#### Information provided

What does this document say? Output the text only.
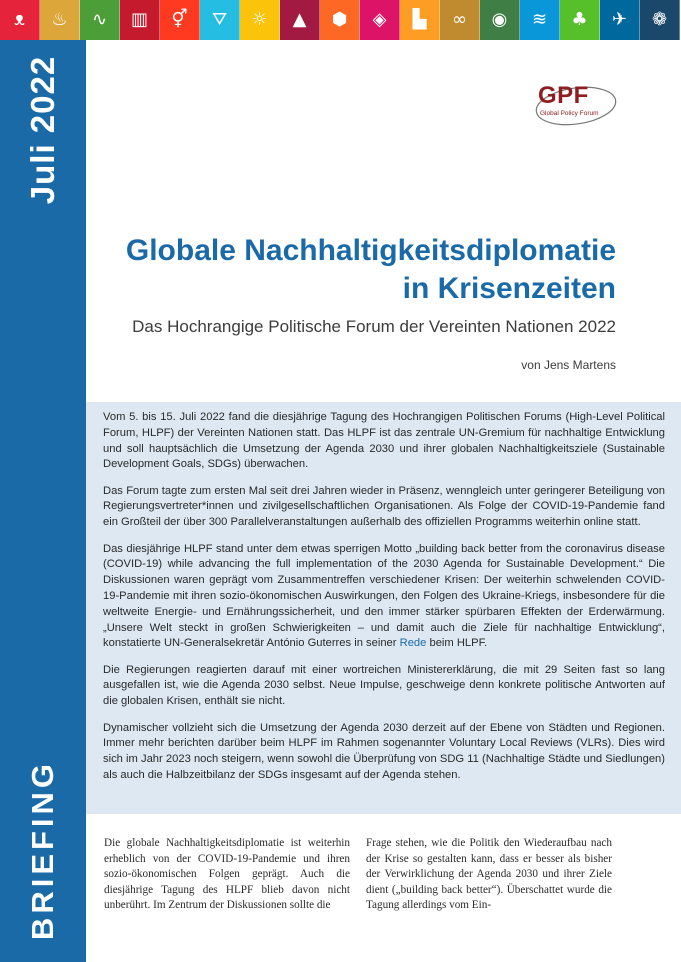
ᴥ	♨	∿	▥	⚥	⛛	☼	▲	⬢	◈	▙	∞	◉	≋	♣	✈	❁
Juli 2022
BRIEFING
GPF
Global Policy Forum
Globale Nachhaltigkeitsdiplomatie
in Krisenzeiten
Das Hochrangige Politische Forum der Vereinten Nationen 2022
von Jens Martens

Vom 5. bis 15. Juli 2022 fand die diesjährige Tagung des Hochrangigen Politischen Forums (High-Level Political Forum, HLPF) der Vereinten Nationen statt. Das HLPF ist das zentrale UN-Gremium für nachhaltige Entwicklung und soll hauptsächlich die Umsetzung der Agenda 2030 und ihrer globalen Nachhaltigkeitsziele (Sustainable Development Goals, SDGs) überwachen.

Das Forum tagte zum ersten Mal seit drei Jahren wieder in Präsenz, wenngleich unter geringerer Beteiligung von Regierungsvertreter*innen und zivilgesellschaftlichen Organisationen. Als Folge der COVID-19-Pandemie fand ein Großteil der über 300 Parallelveranstaltungen außerhalb des offiziellen Programms weiterhin online statt.

Das diesjährige HLPF stand unter dem etwas sperrigen Motto „building back better from the coronavirus disease (COVID-19) while advancing the full implementation of the 2030 Agenda for Sustainable Development.“ Die Diskussionen waren geprägt vom Zusammentreffen verschiedener Krisen: Der weiterhin schwelenden COVID-19-Pandemie mit ihren sozio-ökonomischen Auswirkungen, den Folgen des Ukraine-Kriegs, insbesondere für die weltweite Energie- und Ernährungssicherheit, und den immer stärker spürbaren Effekten der Erderwärmung. „Unsere Welt steckt in großen Schwierigkeiten – und damit auch die Ziele für nachhaltige Entwicklung“, konstatierte UN-Generalsekretär António Guterres in seiner Rede beim HLPF.

Die Regierungen reagierten darauf mit einer wortreichen Ministererklärung, die mit 29 Seiten fast so lang ausgefallen ist, wie die Agenda 2030 selbst. Neue Impulse, geschweige denn konkrete politische Antworten auf die globalen Krisen, enthält sie nicht.

Dynamischer vollzieht sich die Umsetzung der Agenda 2030 derzeit auf der Ebene von Städten und Regionen. Immer mehr berichten darüber beim HLPF im Rahmen sogenannter Voluntary Local Reviews (VLRs). Dies wird sich im Jahr 2023 noch steigern, wenn sowohl die Überprüfung von SDG 11 (Nachhaltige Städte und Siedlungen) als auch die Halbzeitbilanz der SDGs insgesamt auf der Agenda stehen.

Die globale Nachhaltigkeitsdiplomatie ist weiterhin erheblich von der COVID-19-Pandemie und ihren sozio-ökonomischen Folgen geprägt. Auch die diesjährige Tagung des HLPF blieb davon nicht unberührt. Im Zentrum der Diskussionen sollte die
Frage stehen, wie die Politik den Wiederaufbau nach der Krise so gestalten kann, dass er besser als bisher der Verwirklichung der Agenda 2030 und ihrer Ziele dient („building back better“). Überschattet wurde die Tagung allerdings vom Ein-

########

— Work required —
Where a line in the entries holds "Juli", copy that line.

— Task solution —
Juli 2022
Vom 5. bis 15. Juli 2022 fand die diesjährige Tagung des Hochrangigen Politischen Forums (High-Level Political Forum, HLPF) der Vereinten Nationen statt. Das HLPF ist das zentrale UN-Gremium für nachhaltige Entwicklung und soll hauptsächlich die Umsetzung der Agenda 2030 und ihrer globalen Nachhaltigkeitsziele (Sustainable Development Goals, SDGs) überwachen.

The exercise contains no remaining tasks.